### [Quoted passage]
┌──

On Wed, 29 May 2019 16:50:19 -0400
Daniel Jordan <daniel.m.jordan@oracle.com> wrote:

> locked_vm accounting is done roughly the same way in five places, so
> unify them in a helper.
> 
> Include the helper's caller in the debug print to distinguish between
> callsites.
> 
> Error codes stay the same, so user-visible behavior does too.  The one
> exception is that the -EPERM case in tce_account_locked_vm is removed
> because Alexey has never seen it triggered.
> 
> Signed-off-by: Daniel Jordan <daniel.m.jordan@oracle.com>
> Tested-by: Alexey Kardashevskiy <aik@ozlabs.ru>
> Cc: Alan Tull <atull@kernel.org>
> Cc: Alex Williamson <alex.williamson@redhat.com>
> Cc: Andrew Morton <akpm@linux-foundation.org>
> Cc: Benjamin Herrenschmidt <benh@kernel.crashing.org>
> Cc: Christoph Lameter <cl@linux.com>
> Cc: Christophe Leroy <christophe.leroy@c-s.fr>
> Cc: Davidlohr Bueso <dave@stgolabs.net>
> Cc: Ira Weiny <ira.weiny@intel.com>
> Cc: Jason Gunthorpe <jgg@mellanox.com>
> Cc: Mark Rutland <mark.rutland@arm.com>
> Cc: Michael Ellerman <mpe@ellerman.id.au>
> Cc: Moritz Fischer <mdf@kernel.org>
> Cc: Paul Mackerras <paulus@ozlabs.org>
> Cc: Steve Sistare <steven.sistare@oracle.com>
> Cc: Wu Hao <hao.wu@intel.com>
> Cc: linux-mm@kvack.org
> Cc: kvm@vger.kernel.org
> Cc: kvm-ppc@vger.kernel.org
> Cc: linuxppc-dev@lists.ozlabs.org
> Cc: linux-fpga@vger.kernel.org
> Cc: linux-kernel@vger.kernel.org
> ---
> v3:
>  - uninline account_locked_vm (Andrew)
>  - fix doc comment (Ira)
>  - retain down_write_killable in vfio type1 (Alex)

└──

### [Information supplied]

┌──

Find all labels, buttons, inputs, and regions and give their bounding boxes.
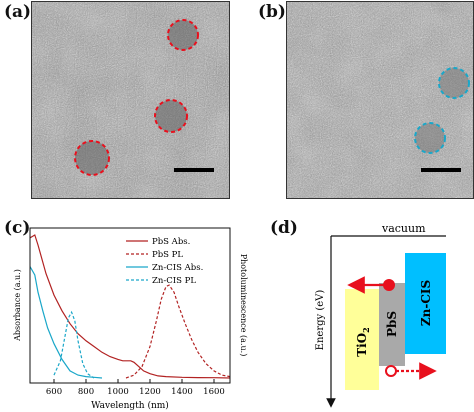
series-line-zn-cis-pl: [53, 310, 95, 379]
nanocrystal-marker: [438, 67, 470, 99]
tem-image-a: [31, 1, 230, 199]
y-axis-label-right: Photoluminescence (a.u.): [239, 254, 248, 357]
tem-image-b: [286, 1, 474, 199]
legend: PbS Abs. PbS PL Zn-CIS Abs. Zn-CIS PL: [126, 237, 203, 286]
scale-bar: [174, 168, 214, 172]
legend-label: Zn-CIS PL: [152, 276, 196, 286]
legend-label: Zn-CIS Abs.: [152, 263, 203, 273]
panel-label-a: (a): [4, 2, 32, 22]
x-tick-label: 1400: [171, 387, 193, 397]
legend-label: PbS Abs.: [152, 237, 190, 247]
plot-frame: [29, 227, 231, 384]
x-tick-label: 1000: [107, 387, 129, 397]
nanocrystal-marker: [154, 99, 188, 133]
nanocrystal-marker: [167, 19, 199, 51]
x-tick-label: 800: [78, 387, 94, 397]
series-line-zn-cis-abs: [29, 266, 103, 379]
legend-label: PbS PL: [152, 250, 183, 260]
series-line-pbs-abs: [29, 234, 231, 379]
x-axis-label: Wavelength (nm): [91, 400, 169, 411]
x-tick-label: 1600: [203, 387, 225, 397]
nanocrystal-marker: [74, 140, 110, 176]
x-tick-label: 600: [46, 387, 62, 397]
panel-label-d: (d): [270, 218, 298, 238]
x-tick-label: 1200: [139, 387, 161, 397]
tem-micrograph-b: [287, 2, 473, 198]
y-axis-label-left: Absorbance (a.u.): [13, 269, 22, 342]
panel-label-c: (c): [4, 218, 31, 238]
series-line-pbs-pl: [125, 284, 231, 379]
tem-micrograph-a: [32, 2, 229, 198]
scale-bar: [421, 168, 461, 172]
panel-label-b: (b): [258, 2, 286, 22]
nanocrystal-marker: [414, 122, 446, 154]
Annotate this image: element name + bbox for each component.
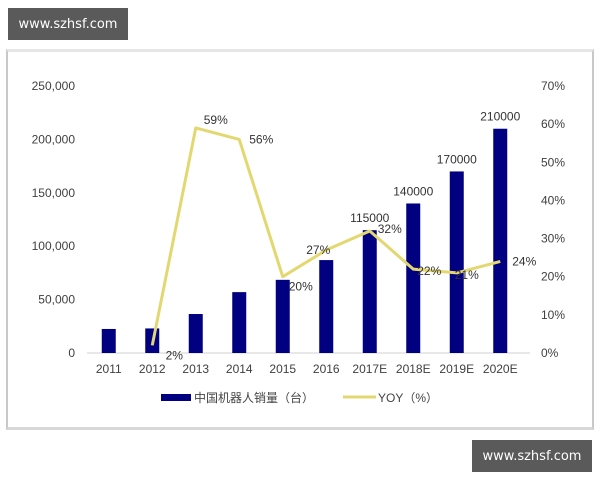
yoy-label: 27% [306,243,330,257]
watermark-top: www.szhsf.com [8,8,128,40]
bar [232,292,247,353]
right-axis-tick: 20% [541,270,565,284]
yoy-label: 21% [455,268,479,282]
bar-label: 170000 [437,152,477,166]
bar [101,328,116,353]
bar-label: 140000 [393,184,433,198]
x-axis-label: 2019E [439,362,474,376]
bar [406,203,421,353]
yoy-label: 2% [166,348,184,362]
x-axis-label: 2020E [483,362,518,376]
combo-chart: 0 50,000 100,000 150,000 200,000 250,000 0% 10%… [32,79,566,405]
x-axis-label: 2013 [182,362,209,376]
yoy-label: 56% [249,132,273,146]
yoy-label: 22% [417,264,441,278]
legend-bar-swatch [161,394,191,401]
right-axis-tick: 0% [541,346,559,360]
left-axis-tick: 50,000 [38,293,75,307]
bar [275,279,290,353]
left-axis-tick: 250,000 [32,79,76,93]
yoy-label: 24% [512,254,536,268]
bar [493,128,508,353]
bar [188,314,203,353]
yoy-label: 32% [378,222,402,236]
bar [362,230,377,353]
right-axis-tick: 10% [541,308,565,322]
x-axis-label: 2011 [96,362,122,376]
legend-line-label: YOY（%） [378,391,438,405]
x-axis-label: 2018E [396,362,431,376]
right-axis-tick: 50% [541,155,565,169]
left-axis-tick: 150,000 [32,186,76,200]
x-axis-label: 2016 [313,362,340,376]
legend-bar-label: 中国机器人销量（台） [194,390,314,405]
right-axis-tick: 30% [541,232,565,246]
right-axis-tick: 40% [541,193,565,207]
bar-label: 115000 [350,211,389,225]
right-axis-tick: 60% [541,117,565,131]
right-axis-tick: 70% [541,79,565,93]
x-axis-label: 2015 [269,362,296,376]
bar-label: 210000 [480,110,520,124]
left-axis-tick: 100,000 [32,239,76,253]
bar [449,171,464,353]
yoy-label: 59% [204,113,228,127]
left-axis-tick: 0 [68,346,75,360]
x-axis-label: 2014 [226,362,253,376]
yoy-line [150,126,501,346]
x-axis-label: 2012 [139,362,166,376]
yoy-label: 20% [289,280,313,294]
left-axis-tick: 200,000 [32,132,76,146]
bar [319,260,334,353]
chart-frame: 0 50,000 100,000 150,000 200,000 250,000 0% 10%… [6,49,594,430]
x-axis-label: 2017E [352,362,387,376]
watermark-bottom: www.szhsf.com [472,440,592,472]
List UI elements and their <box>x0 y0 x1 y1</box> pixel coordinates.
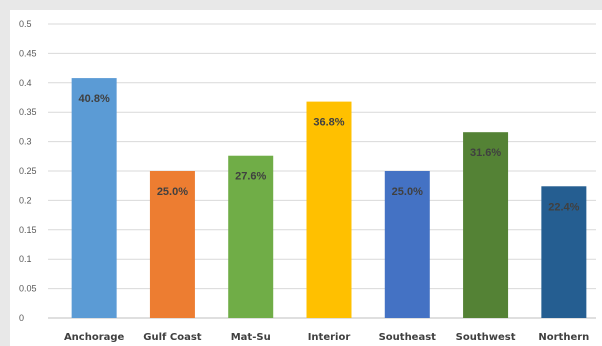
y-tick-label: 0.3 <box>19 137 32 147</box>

└──

### [Exercise tasks]
a) What reason does the patch message give for removing the -EPERM case in tce_account_locked_vm?
b) Continue the patch message, starting after its last line.
The data has no connection to the patch message.

### [Results for each task]
a) Alexey has never seen it triggered.

b)
>  - leave Alexey's T-b since the code is the same aside from uninlining
>  - sanity tested with vfio type1, sanity-built on ppc
> 
>  arch/powerpc/kvm/book3s_64_vio.c     | 44 ++--------------
>  arch/powerpc/mm/book3s64/iommu_api.c | 41 ++-------------
>  drivers/fpga/dfl-afu-dma-region.c    | 53 ++------------------
>  drivers/vfio/vfio_iommu_spapr_tce.c  | 54 ++------------------
>  drivers/vfio/vfio_iommu_type1.c      | 17 +------
>  include/linux/mm.h                   |  4 ++
>  mm/util.c                            | 75 ++++++++++++++++++++++++++++
>  7 files changed, 98 insertions(+), 190 deletions(-)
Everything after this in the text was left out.